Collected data
******

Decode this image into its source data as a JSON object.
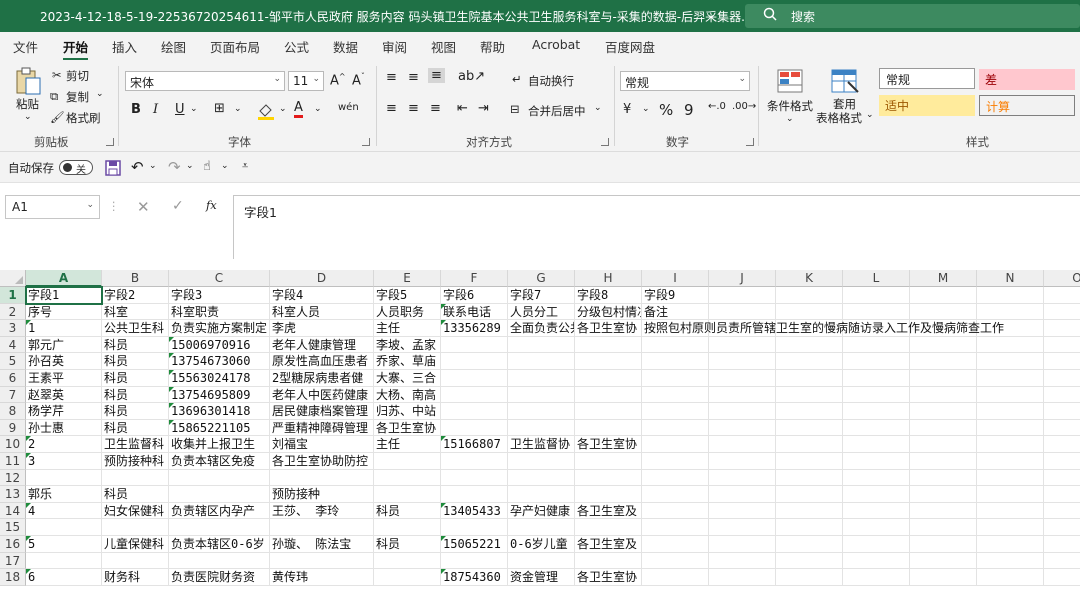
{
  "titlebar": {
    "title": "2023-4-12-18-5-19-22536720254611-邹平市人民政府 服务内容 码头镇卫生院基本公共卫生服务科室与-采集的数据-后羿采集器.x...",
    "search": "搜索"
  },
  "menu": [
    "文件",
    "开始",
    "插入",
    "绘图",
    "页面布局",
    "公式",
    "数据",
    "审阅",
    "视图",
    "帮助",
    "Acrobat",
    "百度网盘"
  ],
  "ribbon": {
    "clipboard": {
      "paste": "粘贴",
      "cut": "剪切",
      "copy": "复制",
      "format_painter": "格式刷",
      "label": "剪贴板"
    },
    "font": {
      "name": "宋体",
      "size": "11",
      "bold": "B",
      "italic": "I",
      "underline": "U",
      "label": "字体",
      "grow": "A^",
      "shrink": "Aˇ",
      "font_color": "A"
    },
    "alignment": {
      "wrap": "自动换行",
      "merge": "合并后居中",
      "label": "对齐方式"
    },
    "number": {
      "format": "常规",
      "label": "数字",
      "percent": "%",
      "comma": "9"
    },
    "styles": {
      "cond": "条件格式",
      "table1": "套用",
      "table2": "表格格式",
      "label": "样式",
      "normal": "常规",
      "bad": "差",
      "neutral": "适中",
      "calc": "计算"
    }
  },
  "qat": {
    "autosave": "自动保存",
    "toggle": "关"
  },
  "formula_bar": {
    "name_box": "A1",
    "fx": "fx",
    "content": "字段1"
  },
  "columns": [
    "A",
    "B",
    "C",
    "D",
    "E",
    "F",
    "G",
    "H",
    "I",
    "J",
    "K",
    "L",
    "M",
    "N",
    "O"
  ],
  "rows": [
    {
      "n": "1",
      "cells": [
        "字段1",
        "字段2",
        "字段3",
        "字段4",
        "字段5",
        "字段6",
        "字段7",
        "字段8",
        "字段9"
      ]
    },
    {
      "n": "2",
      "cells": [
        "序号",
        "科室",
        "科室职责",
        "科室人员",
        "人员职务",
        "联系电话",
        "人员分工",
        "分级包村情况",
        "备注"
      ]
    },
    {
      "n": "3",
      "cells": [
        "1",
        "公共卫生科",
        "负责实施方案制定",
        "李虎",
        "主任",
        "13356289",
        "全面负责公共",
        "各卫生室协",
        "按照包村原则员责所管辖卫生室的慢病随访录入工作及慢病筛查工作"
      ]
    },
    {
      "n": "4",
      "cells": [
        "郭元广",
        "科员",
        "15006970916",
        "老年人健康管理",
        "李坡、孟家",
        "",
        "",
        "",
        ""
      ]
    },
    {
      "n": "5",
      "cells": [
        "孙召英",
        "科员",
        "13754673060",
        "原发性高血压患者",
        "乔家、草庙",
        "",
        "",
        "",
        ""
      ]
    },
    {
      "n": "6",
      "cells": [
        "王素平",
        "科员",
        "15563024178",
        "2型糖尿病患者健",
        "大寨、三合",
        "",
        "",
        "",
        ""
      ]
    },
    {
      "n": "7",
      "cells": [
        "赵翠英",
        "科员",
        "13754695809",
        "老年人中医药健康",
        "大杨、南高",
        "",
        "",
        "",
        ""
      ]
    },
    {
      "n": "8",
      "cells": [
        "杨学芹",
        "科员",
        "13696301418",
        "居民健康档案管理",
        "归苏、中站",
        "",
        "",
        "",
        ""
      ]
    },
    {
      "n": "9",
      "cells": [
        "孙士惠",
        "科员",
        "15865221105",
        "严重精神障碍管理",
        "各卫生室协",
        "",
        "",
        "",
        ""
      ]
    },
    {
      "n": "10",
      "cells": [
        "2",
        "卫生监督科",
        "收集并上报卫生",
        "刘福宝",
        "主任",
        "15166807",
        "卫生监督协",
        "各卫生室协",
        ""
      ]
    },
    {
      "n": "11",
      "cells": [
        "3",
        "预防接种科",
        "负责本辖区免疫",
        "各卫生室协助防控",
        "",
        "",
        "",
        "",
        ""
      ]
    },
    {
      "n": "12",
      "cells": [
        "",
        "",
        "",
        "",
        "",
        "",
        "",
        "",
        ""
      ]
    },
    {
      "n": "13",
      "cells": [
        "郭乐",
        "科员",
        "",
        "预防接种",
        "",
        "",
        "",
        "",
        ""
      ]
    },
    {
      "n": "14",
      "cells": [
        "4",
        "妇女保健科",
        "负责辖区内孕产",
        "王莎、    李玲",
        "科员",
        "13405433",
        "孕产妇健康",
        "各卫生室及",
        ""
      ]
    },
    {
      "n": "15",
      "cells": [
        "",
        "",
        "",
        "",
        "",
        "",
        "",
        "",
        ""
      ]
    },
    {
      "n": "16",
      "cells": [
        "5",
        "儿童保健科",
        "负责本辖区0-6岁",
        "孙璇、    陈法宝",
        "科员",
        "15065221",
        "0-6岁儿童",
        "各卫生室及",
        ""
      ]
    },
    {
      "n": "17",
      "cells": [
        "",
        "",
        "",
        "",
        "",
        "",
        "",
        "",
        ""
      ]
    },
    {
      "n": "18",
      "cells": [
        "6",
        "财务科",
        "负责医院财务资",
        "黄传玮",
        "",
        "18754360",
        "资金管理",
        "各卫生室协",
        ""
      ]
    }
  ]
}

******

Copy out the data above exactly, except the pictures.

Decode this image into its source data as a JSON object.
{
  "titlebar": {
    "title": "2023-4-12-18-5-19-22536720254611-邹平市人民政府 服务内容 码头镇卫生院基本公共卫生服务科室与-采集的数据-后羿采集器.x...",
    "search": "搜索"
  },
  "menu": [
    "文件",
    "开始",
    "插入",
    "绘图",
    "页面布局",
    "公式",
    "数据",
    "审阅",
    "视图",
    "帮助",
    "Acrobat",
    "百度网盘"
  ],
  "ribbon": {
    "clipboard": {
      "paste": "粘贴",
      "cut": "剪切",
      "copy": "复制",
      "format_painter": "格式刷",
      "label": "剪贴板"
    },
    "font": {
      "name": "宋体",
      "size": "11",
      "bold": "B",
      "italic": "I",
      "underline": "U",
      "label": "字体",
      "grow": "A^",
      "shrink": "Aˇ",
      "font_color": "A"
    },
    "alignment": {
      "wrap": "自动换行",
      "merge": "合并后居中",
      "label": "对齐方式"
    },
    "number": {
      "format": "常规",
      "label": "数字",
      "percent": "%",
      "comma": "9"
    },
    "styles": {
      "cond": "条件格式",
      "table1": "套用",
      "table2": "表格格式",
      "label": "样式",
      "normal": "常规",
      "bad": "差",
      "neutral": "适中",
      "calc": "计算"
    }
  },
  "qat": {
    "autosave": "自动保存",
    "toggle": "关"
  },
  "formula_bar": {
    "name_box": "A1",
    "fx": "fx",
    "content": "字段1"
  },
  "columns": [
    "A",
    "B",
    "C",
    "D",
    "E",
    "F",
    "G",
    "H",
    "I",
    "J",
    "K",
    "L",
    "M",
    "N",
    "O"
  ],
  "rows": [
    {
      "n": "1",
      "cells": [
        "字段1",
        "字段2",
        "字段3",
        "字段4",
        "字段5",
        "字段6",
        "字段7",
        "字段8",
        "字段9"
      ]
    },
    {
      "n": "2",
      "cells": [
        "序号",
        "科室",
        "科室职责",
        "科室人员",
        "人员职务",
        "联系电话",
        "人员分工",
        "分级包村情况",
        "备注"
      ]
    },
    {
      "n": "3",
      "cells": [
        "1",
        "公共卫生科",
        "负责实施方案制定",
        "李虎",
        "主任",
        "13356289",
        "全面负责公共",
        "各卫生室协",
        "按照包村原则员责所管辖卫生室的慢病随访录入工作及慢病筛查工作"
      ]
    },
    {
      "n": "4",
      "cells": [
        "郭元广",
        "科员",
        "15006970916",
        "老年人健康管理",
        "李坡、孟家",
        "",
        "",
        "",
        ""
      ]
    },
    {
      "n": "5",
      "cells": [
        "孙召英",
        "科员",
        "13754673060",
        "原发性高血压患者",
        "乔家、草庙",
        "",
        "",
        "",
        ""
      ]
    },
    {
      "n": "6",
      "cells": [
        "王素平",
        "科员",
        "15563024178",
        "2型糖尿病患者健",
        "大寨、三合",
        "",
        "",
        "",
        ""
      ]
    },
    {
      "n": "7",
      "cells": [
        "赵翠英",
        "科员",
        "13754695809",
        "老年人中医药健康",
        "大杨、南高",
        "",
        "",
        "",
        ""
      ]
    },
    {
      "n": "8",
      "cells": [
        "杨学芹",
        "科员",
        "13696301418",
        "居民健康档案管理",
        "归苏、中站",
        "",
        "",
        "",
        ""
      ]
    },
    {
      "n": "9",
      "cells": [
        "孙士惠",
        "科员",
        "15865221105",
        "严重精神障碍管理",
        "各卫生室协",
        "",
        "",
        "",
        ""
      ]
    },
    {
      "n": "10",
      "cells": [
        "2",
        "卫生监督科",
        "收集并上报卫生",
        "刘福宝",
        "主任",
        "15166807",
        "卫生监督协",
        "各卫生室协",
        ""
      ]
    },
    {
      "n": "11",
      "cells": [
        "3",
        "预防接种科",
        "负责本辖区免疫",
        "各卫生室协助防控",
        "",
        "",
        "",
        "",
        ""
      ]
    },
    {
      "n": "12",
      "cells": [
        "",
        "",
        "",
        "",
        "",
        "",
        "",
        "",
        ""
      ]
    },
    {
      "n": "13",
      "cells": [
        "郭乐",
        "科员",
        "",
        "预防接种",
        "",
        "",
        "",
        "",
        ""
      ]
    },
    {
      "n": "14",
      "cells": [
        "4",
        "妇女保健科",
        "负责辖区内孕产",
        "王莎、    李玲",
        "科员",
        "13405433",
        "孕产妇健康",
        "各卫生室及",
        ""
      ]
    },
    {
      "n": "15",
      "cells": [
        "",
        "",
        "",
        "",
        "",
        "",
        "",
        "",
        ""
      ]
    },
    {
      "n": "16",
      "cells": [
        "5",
        "儿童保健科",
        "负责本辖区0-6岁",
        "孙璇、    陈法宝",
        "科员",
        "15065221",
        "0-6岁儿童",
        "各卫生室及",
        ""
      ]
    },
    {
      "n": "17",
      "cells": [
        "",
        "",
        "",
        "",
        "",
        "",
        "",
        "",
        ""
      ]
    },
    {
      "n": "18",
      "cells": [
        "6",
        "财务科",
        "负责医院财务资",
        "黄传玮",
        "",
        "18754360",
        "资金管理",
        "各卫生室协",
        ""
      ]
    }
  ]
}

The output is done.